**Exercise prompt:** Report, as a bare number, how many lines of the material below contain the word "中班融合课例".

(Stored records)
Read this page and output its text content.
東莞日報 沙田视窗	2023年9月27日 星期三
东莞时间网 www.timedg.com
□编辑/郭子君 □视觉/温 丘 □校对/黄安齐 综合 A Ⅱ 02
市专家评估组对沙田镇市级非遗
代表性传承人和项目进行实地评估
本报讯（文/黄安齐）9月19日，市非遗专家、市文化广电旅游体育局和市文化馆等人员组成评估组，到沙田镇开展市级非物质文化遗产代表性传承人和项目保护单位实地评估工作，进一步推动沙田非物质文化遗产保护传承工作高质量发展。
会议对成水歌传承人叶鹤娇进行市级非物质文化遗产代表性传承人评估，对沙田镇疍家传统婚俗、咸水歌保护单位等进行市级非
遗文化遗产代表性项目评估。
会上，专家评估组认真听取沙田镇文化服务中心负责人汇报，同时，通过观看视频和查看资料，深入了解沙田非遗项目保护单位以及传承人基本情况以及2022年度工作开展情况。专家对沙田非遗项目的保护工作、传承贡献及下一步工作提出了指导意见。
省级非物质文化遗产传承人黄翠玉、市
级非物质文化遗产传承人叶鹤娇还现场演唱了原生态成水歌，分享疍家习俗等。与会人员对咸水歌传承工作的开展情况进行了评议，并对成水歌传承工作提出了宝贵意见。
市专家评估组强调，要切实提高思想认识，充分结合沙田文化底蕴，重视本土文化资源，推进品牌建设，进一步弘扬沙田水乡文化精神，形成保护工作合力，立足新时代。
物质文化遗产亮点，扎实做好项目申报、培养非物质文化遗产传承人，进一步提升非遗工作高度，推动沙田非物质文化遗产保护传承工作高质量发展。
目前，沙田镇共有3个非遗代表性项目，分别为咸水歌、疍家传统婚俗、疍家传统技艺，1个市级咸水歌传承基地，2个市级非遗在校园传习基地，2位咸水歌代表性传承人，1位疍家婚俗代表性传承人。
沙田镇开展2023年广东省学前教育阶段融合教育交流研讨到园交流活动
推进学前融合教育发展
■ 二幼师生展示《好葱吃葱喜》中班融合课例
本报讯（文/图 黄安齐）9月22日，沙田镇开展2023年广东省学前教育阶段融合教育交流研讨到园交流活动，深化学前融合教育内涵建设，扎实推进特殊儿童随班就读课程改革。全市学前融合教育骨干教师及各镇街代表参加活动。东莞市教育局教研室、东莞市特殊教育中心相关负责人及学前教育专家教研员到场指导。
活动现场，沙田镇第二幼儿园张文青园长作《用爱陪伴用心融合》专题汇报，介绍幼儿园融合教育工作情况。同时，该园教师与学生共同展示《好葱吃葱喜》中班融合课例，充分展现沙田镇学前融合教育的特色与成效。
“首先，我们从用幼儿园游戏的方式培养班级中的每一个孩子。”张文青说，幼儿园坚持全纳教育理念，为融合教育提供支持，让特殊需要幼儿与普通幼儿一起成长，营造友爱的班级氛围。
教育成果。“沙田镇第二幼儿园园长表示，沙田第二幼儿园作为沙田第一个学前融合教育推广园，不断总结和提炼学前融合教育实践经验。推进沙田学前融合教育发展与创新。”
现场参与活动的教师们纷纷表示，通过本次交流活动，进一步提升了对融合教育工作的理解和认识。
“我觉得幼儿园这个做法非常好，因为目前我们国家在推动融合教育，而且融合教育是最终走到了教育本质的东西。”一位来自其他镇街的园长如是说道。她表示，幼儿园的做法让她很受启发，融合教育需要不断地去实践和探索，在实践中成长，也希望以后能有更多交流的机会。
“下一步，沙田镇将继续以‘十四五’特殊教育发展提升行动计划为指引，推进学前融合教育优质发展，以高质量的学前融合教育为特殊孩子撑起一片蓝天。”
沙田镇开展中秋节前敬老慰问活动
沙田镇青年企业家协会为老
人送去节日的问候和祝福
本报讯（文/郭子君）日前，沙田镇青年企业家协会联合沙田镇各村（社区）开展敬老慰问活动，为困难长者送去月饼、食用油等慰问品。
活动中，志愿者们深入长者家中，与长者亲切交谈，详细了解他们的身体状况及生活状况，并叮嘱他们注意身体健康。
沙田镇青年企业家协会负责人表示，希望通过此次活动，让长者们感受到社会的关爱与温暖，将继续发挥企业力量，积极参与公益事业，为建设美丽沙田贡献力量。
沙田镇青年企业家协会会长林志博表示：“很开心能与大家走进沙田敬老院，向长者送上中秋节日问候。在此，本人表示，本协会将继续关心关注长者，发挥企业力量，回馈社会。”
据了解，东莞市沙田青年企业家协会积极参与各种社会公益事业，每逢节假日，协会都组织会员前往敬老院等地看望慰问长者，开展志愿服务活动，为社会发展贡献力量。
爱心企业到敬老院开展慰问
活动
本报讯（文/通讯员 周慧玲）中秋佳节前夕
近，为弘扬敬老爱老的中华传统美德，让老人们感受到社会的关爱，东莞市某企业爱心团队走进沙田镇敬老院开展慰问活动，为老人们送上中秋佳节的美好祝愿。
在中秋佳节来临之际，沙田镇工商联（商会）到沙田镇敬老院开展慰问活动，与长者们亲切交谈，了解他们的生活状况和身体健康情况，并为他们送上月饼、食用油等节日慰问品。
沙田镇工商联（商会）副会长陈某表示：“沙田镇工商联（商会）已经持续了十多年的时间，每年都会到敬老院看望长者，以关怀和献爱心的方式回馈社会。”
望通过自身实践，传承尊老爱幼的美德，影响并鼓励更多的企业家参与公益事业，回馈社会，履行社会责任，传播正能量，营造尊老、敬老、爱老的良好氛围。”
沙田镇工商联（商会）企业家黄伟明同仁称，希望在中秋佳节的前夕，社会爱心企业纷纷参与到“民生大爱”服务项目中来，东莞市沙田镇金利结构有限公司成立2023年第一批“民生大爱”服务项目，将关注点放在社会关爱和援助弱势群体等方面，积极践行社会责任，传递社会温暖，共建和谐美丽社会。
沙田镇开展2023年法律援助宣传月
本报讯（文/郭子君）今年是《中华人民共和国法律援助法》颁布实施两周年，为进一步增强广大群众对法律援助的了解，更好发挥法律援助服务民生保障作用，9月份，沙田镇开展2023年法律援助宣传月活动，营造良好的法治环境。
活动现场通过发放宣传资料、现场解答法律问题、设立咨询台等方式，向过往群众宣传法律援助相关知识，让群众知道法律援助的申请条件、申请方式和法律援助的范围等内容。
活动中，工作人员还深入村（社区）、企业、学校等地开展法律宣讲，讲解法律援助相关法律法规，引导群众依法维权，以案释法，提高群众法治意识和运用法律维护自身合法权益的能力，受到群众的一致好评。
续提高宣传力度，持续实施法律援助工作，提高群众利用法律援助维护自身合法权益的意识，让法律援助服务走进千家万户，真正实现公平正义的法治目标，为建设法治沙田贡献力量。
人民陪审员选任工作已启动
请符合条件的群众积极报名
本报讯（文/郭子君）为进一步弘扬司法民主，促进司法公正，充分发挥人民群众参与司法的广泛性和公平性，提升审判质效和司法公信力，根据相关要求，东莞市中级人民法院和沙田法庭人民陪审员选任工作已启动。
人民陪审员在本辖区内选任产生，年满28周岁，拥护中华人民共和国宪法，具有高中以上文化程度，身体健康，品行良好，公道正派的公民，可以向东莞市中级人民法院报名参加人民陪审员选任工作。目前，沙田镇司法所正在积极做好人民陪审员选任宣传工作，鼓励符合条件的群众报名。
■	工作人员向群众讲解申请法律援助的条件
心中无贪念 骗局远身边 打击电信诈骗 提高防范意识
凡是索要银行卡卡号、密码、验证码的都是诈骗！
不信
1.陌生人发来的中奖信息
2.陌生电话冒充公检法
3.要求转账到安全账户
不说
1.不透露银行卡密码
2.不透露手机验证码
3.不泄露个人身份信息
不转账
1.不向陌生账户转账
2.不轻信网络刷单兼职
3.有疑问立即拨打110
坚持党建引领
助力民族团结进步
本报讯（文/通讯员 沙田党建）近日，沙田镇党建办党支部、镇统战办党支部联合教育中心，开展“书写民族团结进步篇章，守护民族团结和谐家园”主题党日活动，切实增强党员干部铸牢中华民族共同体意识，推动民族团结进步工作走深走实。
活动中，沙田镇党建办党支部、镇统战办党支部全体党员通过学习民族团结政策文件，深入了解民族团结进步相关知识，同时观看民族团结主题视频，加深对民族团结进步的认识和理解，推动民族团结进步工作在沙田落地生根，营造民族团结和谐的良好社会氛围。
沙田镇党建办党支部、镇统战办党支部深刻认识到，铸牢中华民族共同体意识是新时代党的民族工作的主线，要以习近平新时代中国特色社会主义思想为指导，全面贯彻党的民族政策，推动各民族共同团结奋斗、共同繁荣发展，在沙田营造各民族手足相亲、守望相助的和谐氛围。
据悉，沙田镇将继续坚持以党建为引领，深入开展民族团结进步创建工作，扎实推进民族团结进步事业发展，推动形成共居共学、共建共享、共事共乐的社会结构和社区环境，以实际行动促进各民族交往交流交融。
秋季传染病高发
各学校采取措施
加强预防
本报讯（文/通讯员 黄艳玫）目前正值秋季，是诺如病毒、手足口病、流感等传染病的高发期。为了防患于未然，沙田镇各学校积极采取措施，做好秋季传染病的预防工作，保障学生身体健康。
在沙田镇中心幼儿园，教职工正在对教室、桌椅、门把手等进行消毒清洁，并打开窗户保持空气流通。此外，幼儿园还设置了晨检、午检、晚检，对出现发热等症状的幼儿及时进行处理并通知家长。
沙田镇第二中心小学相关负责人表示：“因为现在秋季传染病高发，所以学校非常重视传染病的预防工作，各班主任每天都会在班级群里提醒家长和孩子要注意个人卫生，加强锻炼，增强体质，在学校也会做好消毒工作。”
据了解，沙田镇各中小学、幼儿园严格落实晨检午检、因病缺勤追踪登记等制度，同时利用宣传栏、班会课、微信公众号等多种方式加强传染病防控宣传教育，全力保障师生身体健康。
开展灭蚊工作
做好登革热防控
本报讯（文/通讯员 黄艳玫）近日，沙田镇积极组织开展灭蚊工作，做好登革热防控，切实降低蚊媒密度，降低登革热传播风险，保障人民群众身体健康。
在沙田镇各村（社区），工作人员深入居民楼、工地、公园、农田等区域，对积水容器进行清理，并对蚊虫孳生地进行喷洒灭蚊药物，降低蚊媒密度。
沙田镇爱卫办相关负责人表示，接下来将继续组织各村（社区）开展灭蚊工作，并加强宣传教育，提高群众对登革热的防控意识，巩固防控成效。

**Solution for this task:** 2